Here are some entries; quote each one exactly.

Collected data
↓

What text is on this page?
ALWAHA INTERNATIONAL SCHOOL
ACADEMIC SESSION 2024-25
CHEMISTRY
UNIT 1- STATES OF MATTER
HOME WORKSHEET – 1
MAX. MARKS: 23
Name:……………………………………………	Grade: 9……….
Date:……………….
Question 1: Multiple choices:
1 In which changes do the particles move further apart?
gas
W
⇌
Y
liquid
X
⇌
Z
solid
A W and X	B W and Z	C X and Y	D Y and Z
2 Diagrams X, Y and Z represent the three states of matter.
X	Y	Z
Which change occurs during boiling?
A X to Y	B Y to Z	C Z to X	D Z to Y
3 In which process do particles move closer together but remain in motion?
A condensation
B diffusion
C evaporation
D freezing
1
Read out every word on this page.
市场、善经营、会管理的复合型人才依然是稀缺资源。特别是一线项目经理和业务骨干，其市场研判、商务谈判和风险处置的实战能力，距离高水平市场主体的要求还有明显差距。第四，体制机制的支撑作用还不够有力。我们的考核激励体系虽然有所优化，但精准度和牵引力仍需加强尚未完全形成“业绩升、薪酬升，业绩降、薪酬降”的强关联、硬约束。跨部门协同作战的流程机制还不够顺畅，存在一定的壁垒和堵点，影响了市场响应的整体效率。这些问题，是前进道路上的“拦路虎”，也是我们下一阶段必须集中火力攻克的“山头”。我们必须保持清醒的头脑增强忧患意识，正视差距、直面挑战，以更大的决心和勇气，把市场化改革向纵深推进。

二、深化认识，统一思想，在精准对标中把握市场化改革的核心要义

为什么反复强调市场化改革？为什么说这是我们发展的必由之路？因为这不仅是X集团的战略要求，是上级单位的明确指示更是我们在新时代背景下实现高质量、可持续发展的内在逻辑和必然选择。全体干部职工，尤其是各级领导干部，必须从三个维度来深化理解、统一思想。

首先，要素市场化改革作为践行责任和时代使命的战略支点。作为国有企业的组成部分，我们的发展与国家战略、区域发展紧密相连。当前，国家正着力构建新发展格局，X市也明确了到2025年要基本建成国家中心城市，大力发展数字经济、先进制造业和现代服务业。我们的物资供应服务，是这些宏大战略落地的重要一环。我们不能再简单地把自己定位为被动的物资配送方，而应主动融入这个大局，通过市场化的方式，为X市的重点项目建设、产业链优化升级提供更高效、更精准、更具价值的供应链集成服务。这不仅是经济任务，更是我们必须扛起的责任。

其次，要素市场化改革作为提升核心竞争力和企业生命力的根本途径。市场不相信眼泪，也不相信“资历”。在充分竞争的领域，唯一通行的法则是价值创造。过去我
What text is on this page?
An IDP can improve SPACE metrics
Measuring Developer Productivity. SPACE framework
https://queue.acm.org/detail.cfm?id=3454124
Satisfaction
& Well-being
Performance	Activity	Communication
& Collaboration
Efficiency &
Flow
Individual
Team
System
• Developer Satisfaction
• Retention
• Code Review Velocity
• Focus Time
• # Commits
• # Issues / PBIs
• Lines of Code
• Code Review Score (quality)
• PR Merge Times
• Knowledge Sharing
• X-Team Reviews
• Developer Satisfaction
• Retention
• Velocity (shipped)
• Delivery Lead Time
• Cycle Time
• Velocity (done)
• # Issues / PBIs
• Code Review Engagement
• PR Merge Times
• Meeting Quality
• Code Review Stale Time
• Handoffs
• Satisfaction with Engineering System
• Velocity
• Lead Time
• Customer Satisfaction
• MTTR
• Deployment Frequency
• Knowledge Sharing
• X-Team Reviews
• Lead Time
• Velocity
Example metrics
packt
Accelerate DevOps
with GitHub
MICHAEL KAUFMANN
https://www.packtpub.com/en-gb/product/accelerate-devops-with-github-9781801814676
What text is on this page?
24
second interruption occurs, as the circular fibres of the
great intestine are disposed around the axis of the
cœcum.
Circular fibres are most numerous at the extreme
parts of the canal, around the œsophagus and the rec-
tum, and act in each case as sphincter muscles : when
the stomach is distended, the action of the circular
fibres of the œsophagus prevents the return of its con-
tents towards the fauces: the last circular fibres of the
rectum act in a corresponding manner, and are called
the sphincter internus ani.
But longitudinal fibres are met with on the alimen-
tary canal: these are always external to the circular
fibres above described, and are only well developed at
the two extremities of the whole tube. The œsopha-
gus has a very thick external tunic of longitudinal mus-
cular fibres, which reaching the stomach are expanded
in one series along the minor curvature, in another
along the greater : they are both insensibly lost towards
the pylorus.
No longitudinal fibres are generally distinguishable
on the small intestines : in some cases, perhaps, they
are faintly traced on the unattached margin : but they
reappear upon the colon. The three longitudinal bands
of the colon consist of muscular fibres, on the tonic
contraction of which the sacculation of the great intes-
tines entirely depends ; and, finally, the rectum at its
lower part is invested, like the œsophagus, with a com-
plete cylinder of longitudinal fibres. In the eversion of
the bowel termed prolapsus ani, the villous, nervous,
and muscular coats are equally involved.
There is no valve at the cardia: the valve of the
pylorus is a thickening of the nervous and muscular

↑

COMPLETE RESPONSE →
What text is on this page?
ALWAHA INTERNATIONAL SCHOOL
ACADEMIC SESSION 2024-25
CHEMISTRY
UNIT 1- STATES OF MATTER
HOME WORKSHEET – 1
MAX. MARKS: 23
Name:……………………………………………	Grade: 9……….
Date:……………….
Question 1: Multiple choices:
1 In which changes do the particles move further apart?
gas
W
⇌
Y
liquid
X
⇌
Z
solid
A W and X	B W and Z	C X and Y	D Y and Z
2 Diagrams X, Y and Z represent the three states of matter.
X	Y	Z
Which change occurs during boiling?
A X to Y	B Y to Z	C Z to X	D Z to Y
3 In which process do particles move closer together but remain in motion?
A condensation
B diffusion
C evaporation
D freezing
1
Read out every word on this page.
市场、善经营、会管理的复合型人才依然是稀缺资源。特别是一线项目经理和业务骨干，其市场研判、商务谈判和风险处置的实战能力，距离高水平市场主体的要求还有明显差距。第四，体制机制的支撑作用还不够有力。我们的考核激励体系虽然有所优化，但精准度和牵引力仍需加强尚未完全形成“业绩升、薪酬升，业绩降、薪酬降”的强关联、硬约束。跨部门协同作战的流程机制还不够顺畅，存在一定的壁垒和堵点，影响了市场响应的整体效率。这些问题，是前进道路上的“拦路虎”，也是我们下一阶段必须集中火力攻克的“山头”。我们必须保持清醒的头脑增强忧患意识，正视差距、直面挑战，以更大的决心和勇气，把市场化改革向纵深推进。

二、深化认识，统一思想，在精准对标中把握市场化改革的核心要义

为什么反复强调市场化改革？为什么说这是我们发展的必由之路？因为这不仅是X集团的战略要求，是上级单位的明确指示更是我们在新时代背景下实现高质量、可持续发展的内在逻辑和必然选择。全体干部职工，尤其是各级领导干部，必须从三个维度来深化理解、统一思想。

首先，要素市场化改革作为践行责任和时代使命的战略支点。作为国有企业的组成部分，我们的发展与国家战略、区域发展紧密相连。当前，国家正着力构建新发展格局，X市也明确了到2025年要基本建成国家中心城市，大力发展数字经济、先进制造业和现代服务业。我们的物资供应服务，是这些宏大战略落地的重要一环。我们不能再简单地把自己定位为被动的物资配送方，而应主动融入这个大局，通过市场化的方式，为X市的重点项目建设、产业链优化升级提供更高效、更精准、更具价值的供应链集成服务。这不仅是经济任务，更是我们必须扛起的责任。

其次，要素市场化改革作为提升核心竞争力和企业生命力的根本途径。市场不相信眼泪，也不相信“资历”。在充分竞争的领域，唯一通行的法则是价值创造。过去我
What text is on this page?
An IDP can improve SPACE metrics
Measuring Developer Productivity. SPACE framework
https://queue.acm.org/detail.cfm?id=3454124
Satisfaction
& Well-being
Performance	Activity	Communication
& Collaboration
Efficiency &
Flow
Individual
Team
System
• Developer Satisfaction
• Retention
• Code Review Velocity
• Focus Time
• # Commits
• # Issues / PBIs
• Lines of Code
• Code Review Score (quality)
• PR Merge Times
• Knowledge Sharing
• X-Team Reviews
• Developer Satisfaction
• Retention
• Velocity (shipped)
• Delivery Lead Time
• Cycle Time
• Velocity (done)
• # Issues / PBIs
• Code Review Engagement
• PR Merge Times
• Meeting Quality
• Code Review Stale Time
• Handoffs
• Satisfaction with Engineering System
• Velocity
• Lead Time
• Customer Satisfaction
• MTTR
• Deployment Frequency
• Knowledge Sharing
• X-Team Reviews
• Lead Time
• Velocity
Example metrics
packt
Accelerate DevOps
with GitHub
MICHAEL KAUFMANN
https://www.packtpub.com/en-gb/product/accelerate-devops-with-github-9781801814676
What text is on this page?
24
second interruption occurs, as the circular fibres of the
great intestine are disposed around the axis of the
cœcum.
Circular fibres are most numerous at the extreme
parts of the canal, around the œsophagus and the rec-
tum, and act in each case as sphincter muscles : when
the stomach is distended, the action of the circular
fibres of the œsophagus prevents the return of its con-
tents towards the fauces: the last circular fibres of the
rectum act in a corresponding manner, and are called
the sphincter internus ani.
But longitudinal fibres are met with on the alimen-
tary canal: these are always external to the circular
fibres above described, and are only well developed at
the two extremities of the whole tube. The œsopha-
gus has a very thick external tunic of longitudinal mus-
cular fibres, which reaching the stomach are expanded
in one series along the minor curvature, in another
along the greater : they are both insensibly lost towards
the pylorus.
No longitudinal fibres are generally distinguishable
on the small intestines : in some cases, perhaps, they
are faintly traced on the unattached margin : but they
reappear upon the colon. The three longitudinal bands
of the colon consist of muscular fibres, on the tonic
contraction of which the sacculation of the great intes-
tines entirely depends ; and, finally, the rectum at its
lower part is invested, like the œsophagus, with a com-
plete cylinder of longitudinal fibres. In the eversion of
the bowel termed prolapsus ani, the villous, nervous,
and muscular coats are equally involved.
There is no valve at the cardia: the valve of the
pylorus is a thickening of the nervous and muscular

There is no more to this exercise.